PROBLEM STATEMENT: In your copy, leave out the pictures; write out all the data exactly.

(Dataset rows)
☆ ☆ ☆
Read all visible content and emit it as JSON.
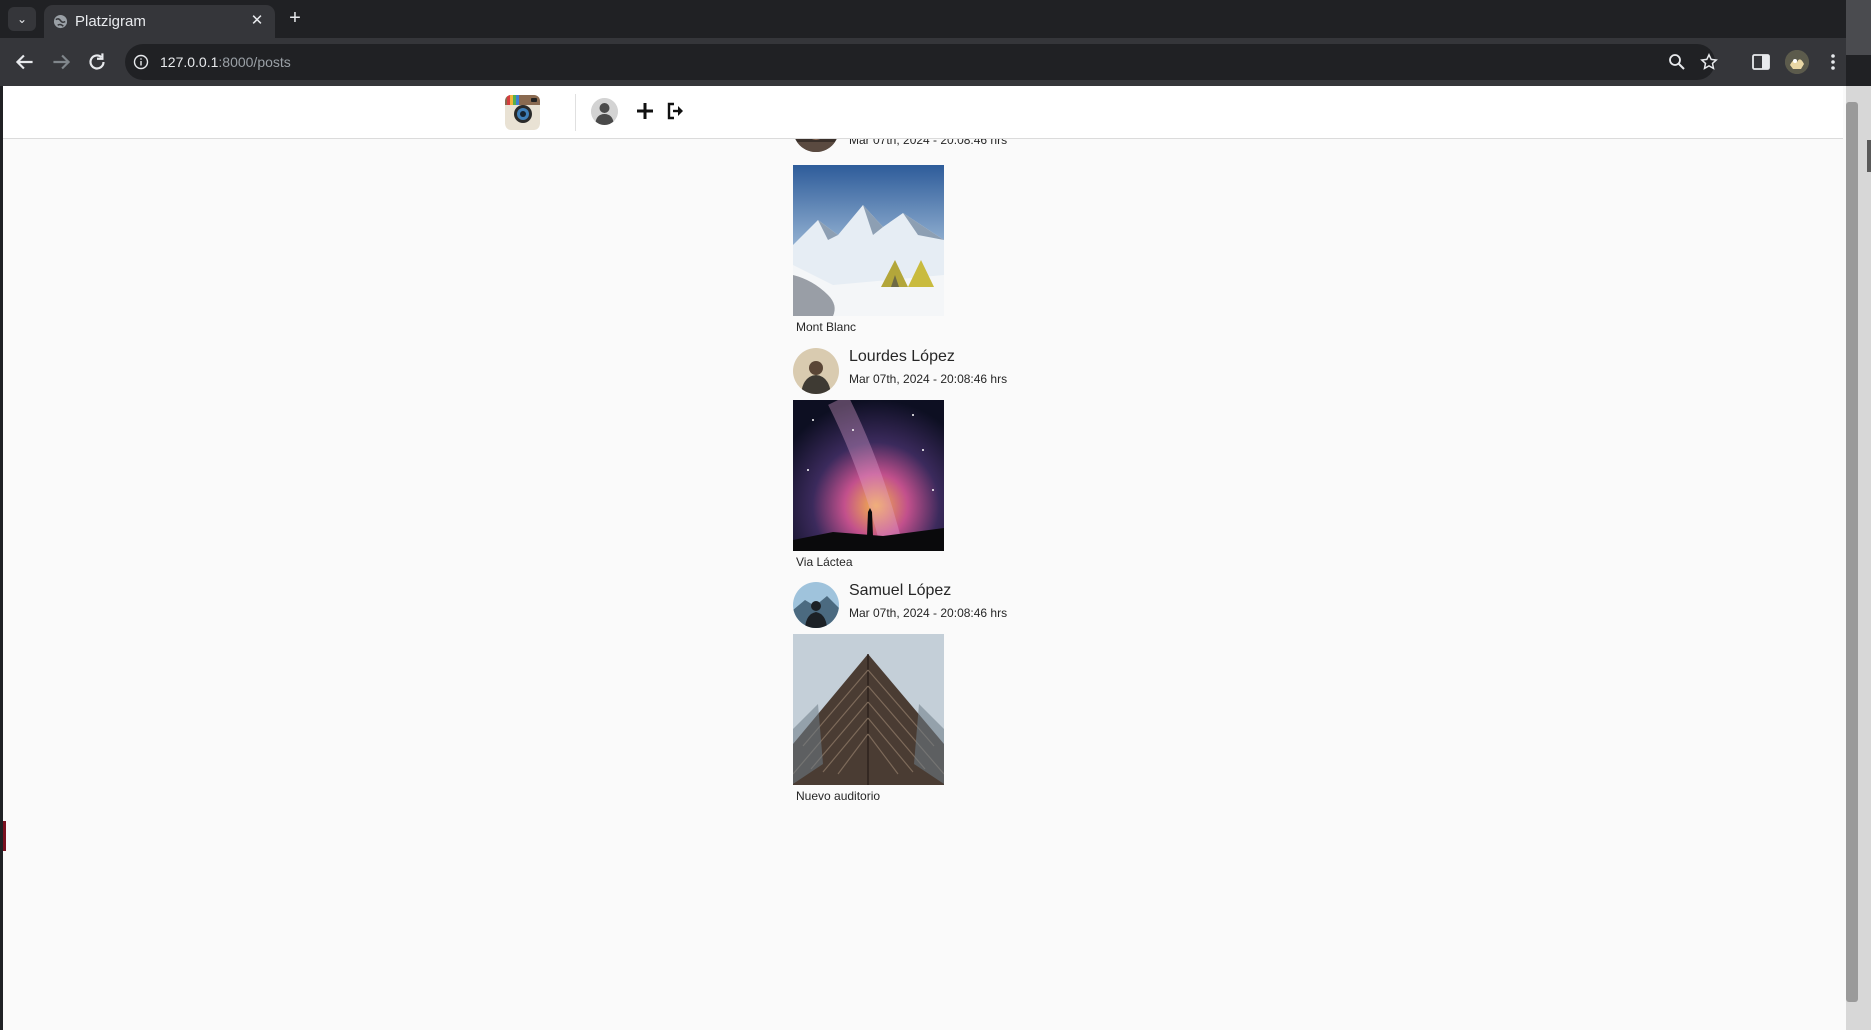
{
  "browser": {
    "tab_title": "Platzigram",
    "url_host": "127.0.0.1",
    "url_path": ":8000/posts"
  },
  "app": {
    "brand_icon": "instagram-camera-logo",
    "nav_icons": [
      "profile-avatar-icon",
      "plus-icon",
      "sign-out-icon"
    ]
  },
  "posts": [
    {
      "author": "",
      "date": "Mar 07th, 2024 - 20:08:46 hrs",
      "caption": "Mont Blanc",
      "photo": "snowy-mountain-tents"
    },
    {
      "author": "Lourdes López",
      "date": "Mar 07th, 2024 - 20:08:46 hrs",
      "caption": "Via Láctea",
      "photo": "milky-way-silhouette"
    },
    {
      "author": "Samuel López",
      "date": "Mar 07th, 2024 - 20:08:46 hrs",
      "caption": "Nuevo auditorio",
      "photo": "triangular-building"
    }
  ]
}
☆ ☆ ☆
ANSWER BELOW:
Read all visible content and emit it as JSON.
{
  "browser": {
    "tab_title": "Platzigram",
    "url_host": "127.0.0.1",
    "url_path": ":8000/posts"
  },
  "app": {
    "brand_icon": "instagram-camera-logo",
    "nav_icons": [
      "profile-avatar-icon",
      "plus-icon",
      "sign-out-icon"
    ]
  },
  "posts": [
    {
      "author": "",
      "date": "Mar 07th, 2024 - 20:08:46 hrs",
      "caption": "Mont Blanc",
      "photo": "snowy-mountain-tents"
    },
    {
      "author": "Lourdes López",
      "date": "Mar 07th, 2024 - 20:08:46 hrs",
      "caption": "Via Láctea",
      "photo": "milky-way-silhouette"
    },
    {
      "author": "Samuel López",
      "date": "Mar 07th, 2024 - 20:08:46 hrs",
      "caption": "Nuevo auditorio",
      "photo": "triangular-building"
    }
  ]
}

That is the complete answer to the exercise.